▸ **Exercise aim**
Could you transcribe every record below exactly as written, leaving out any pictures?

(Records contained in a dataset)
+ + +
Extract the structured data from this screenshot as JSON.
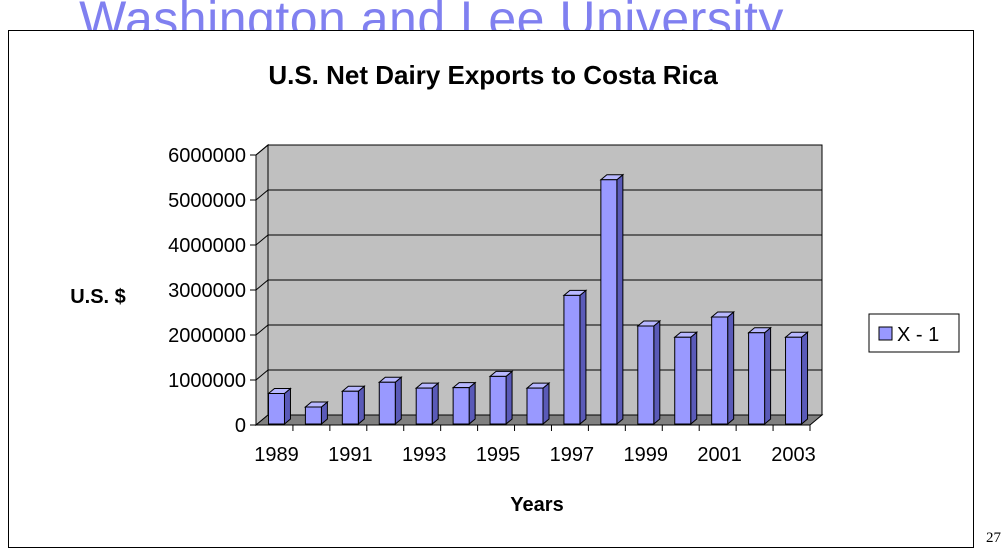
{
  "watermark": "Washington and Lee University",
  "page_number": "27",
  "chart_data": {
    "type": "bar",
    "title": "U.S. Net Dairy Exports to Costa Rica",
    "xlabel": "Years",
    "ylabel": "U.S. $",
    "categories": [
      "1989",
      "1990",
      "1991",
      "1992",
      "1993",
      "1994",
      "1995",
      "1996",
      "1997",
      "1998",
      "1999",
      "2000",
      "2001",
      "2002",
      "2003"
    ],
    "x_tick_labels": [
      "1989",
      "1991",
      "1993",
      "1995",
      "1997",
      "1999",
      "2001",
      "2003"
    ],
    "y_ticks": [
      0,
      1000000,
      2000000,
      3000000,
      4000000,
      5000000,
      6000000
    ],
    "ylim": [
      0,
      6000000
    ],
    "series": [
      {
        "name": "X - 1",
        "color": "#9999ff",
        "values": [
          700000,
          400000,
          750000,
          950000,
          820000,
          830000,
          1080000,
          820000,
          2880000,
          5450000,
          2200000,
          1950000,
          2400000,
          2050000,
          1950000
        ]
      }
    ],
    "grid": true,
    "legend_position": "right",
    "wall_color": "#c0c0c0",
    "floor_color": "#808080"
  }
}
+ + +
▸ **Right answer**
Extract the structured data from this screenshot as JSON.
{
  "watermark": "Washington and Lee University",
  "page_number": "27",
  "chart_data": {
    "type": "bar",
    "title": "U.S. Net Dairy Exports to Costa Rica",
    "xlabel": "Years",
    "ylabel": "U.S. $",
    "categories": [
      "1989",
      "1990",
      "1991",
      "1992",
      "1993",
      "1994",
      "1995",
      "1996",
      "1997",
      "1998",
      "1999",
      "2000",
      "2001",
      "2002",
      "2003"
    ],
    "x_tick_labels": [
      "1989",
      "1991",
      "1993",
      "1995",
      "1997",
      "1999",
      "2001",
      "2003"
    ],
    "y_ticks": [
      0,
      1000000,
      2000000,
      3000000,
      4000000,
      5000000,
      6000000
    ],
    "ylim": [
      0,
      6000000
    ],
    "series": [
      {
        "name": "X - 1",
        "color": "#9999ff",
        "values": [
          700000,
          400000,
          750000,
          950000,
          820000,
          830000,
          1080000,
          820000,
          2880000,
          5450000,
          2200000,
          1950000,
          2400000,
          2050000,
          1950000
        ]
      }
    ],
    "grid": true,
    "legend_position": "right",
    "wall_color": "#c0c0c0",
    "floor_color": "#808080"
  }
}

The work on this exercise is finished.